• [THE TASK]
Each line in the entries below that holds the string "kostar" is to be listed.

(Stored items)
--- Begin ---
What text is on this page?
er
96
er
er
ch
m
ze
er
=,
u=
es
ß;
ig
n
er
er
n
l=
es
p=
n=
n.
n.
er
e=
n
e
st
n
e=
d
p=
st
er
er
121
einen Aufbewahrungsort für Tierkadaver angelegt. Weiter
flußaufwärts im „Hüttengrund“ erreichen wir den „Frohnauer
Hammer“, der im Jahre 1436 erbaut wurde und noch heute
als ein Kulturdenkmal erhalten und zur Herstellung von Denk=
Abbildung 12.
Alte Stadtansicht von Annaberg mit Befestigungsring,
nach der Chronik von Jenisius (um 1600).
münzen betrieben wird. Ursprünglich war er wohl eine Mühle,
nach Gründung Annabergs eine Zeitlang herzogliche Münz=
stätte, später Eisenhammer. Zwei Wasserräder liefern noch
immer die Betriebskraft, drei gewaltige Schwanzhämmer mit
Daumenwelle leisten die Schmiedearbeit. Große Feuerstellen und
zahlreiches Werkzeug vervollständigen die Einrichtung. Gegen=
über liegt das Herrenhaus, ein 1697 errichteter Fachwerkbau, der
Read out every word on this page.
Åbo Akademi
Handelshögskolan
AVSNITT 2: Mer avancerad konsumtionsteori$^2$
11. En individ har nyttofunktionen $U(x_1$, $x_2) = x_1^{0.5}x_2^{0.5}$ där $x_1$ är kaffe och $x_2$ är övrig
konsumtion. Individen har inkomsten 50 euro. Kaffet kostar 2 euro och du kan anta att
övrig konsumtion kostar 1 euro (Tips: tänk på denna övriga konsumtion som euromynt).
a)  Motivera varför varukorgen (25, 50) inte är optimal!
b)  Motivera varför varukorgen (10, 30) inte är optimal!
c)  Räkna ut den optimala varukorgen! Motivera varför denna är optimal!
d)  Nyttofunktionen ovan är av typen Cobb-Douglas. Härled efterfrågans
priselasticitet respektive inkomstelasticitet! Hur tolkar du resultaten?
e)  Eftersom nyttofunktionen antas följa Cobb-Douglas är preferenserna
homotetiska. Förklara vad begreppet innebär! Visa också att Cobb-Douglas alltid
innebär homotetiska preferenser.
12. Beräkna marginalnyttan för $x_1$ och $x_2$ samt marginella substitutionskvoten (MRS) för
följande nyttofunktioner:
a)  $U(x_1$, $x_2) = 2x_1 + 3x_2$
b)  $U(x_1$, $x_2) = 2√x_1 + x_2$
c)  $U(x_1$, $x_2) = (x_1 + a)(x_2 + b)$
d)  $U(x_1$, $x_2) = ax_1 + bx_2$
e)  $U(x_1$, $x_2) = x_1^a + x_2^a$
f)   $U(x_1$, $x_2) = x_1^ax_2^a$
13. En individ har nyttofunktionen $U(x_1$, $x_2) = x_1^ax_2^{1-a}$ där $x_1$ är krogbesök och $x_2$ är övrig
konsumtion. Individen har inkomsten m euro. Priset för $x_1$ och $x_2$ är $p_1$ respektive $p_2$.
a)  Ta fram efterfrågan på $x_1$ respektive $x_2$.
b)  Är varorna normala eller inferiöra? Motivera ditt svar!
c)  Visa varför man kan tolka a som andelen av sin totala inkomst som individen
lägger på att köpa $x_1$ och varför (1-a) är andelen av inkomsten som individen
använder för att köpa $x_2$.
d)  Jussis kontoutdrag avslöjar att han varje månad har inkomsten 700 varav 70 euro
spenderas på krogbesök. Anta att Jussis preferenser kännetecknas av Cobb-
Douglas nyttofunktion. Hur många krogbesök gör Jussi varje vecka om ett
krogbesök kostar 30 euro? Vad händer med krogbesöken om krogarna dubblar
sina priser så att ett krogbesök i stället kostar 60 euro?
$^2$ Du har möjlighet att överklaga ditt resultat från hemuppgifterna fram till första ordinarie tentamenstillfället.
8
--- End ---
• [CORRECT OUTPUT]
konsumtion. Individen har inkomsten 50 euro. Kaffet kostar 2 euro och du kan anta att
övrig konsumtion kostar 1 euro (Tips: tänk på denna övriga konsumtion som euromynt).
krogbesök kostar 30 euro? Vad händer med krogbesöken om krogarna dubblar
sina priser så att ett krogbesök i stället kostar 60 euro?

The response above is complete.